PROBLEM STATEMENT: Copy the entries below verbatim, from the first one through the line containing "gene-leader-line [390, 207, 423, 210]".

-=-=-

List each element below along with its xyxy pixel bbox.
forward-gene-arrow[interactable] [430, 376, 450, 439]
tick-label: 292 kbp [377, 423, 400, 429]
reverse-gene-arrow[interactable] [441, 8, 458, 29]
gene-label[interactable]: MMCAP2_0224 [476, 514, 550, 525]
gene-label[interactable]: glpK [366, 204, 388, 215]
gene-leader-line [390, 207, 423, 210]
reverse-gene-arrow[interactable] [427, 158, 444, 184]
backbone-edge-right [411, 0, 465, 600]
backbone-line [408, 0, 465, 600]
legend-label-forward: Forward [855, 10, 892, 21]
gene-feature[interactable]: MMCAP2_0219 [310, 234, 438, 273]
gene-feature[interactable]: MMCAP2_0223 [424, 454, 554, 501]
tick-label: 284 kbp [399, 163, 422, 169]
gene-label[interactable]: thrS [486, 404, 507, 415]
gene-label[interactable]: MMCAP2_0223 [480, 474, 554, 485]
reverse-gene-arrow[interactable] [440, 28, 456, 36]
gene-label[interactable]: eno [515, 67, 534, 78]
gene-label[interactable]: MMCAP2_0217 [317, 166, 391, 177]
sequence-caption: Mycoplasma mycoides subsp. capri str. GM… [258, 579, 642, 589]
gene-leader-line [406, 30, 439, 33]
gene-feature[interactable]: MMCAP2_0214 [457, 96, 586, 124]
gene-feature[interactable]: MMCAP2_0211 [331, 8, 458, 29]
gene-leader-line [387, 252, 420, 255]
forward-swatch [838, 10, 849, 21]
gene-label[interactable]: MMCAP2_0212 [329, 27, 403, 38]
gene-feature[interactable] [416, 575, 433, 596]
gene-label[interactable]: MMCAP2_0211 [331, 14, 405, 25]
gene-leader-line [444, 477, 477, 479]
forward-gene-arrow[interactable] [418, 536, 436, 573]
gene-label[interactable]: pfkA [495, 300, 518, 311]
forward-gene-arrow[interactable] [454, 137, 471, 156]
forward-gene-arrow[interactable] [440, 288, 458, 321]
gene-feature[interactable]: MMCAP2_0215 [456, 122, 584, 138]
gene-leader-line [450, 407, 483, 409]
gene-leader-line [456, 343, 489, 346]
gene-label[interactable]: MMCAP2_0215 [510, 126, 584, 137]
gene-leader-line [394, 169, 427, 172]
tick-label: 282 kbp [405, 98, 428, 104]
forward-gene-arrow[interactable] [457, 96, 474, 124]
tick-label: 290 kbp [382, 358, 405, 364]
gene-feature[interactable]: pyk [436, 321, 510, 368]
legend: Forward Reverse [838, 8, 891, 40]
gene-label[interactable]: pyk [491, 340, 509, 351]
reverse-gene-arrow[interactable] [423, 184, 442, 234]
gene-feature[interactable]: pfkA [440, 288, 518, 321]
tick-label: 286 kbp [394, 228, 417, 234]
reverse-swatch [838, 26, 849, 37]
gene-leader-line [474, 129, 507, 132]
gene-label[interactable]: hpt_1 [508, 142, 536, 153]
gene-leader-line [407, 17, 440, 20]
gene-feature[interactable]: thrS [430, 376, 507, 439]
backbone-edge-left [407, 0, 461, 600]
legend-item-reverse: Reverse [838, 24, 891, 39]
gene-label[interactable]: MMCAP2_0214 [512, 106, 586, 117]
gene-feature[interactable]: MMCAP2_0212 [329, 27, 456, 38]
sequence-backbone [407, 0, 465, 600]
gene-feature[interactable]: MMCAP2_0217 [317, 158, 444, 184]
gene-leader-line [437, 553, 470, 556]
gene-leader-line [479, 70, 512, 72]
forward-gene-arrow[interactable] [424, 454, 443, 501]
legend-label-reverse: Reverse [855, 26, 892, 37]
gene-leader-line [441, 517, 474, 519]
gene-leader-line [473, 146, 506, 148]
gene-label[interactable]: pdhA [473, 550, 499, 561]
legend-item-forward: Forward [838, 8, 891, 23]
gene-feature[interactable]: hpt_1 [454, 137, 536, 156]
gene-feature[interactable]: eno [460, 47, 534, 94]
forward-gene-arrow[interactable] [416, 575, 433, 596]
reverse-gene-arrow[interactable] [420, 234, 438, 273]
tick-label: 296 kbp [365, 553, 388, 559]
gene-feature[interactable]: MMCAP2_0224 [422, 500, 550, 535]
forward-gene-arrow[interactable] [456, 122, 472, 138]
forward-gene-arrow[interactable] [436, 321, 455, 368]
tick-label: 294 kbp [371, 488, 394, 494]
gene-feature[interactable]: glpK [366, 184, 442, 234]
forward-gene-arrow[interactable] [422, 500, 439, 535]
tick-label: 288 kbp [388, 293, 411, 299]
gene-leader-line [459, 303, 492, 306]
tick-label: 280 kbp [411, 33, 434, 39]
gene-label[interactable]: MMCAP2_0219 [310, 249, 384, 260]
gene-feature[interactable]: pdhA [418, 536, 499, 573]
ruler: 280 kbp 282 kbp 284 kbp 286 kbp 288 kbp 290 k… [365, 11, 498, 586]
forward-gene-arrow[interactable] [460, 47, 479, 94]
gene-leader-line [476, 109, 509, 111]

-=-=-

CORRECT ANSWER:
List each element below along with its xyxy pixel bbox.
forward-gene-arrow[interactable] [430, 376, 450, 439]
tick-label: 292 kbp [377, 423, 400, 429]
reverse-gene-arrow[interactable] [441, 8, 458, 29]
gene-label[interactable]: MMCAP2_0224 [476, 514, 550, 525]
gene-label[interactable]: glpK [366, 204, 388, 215]
gene-leader-line [390, 207, 423, 210]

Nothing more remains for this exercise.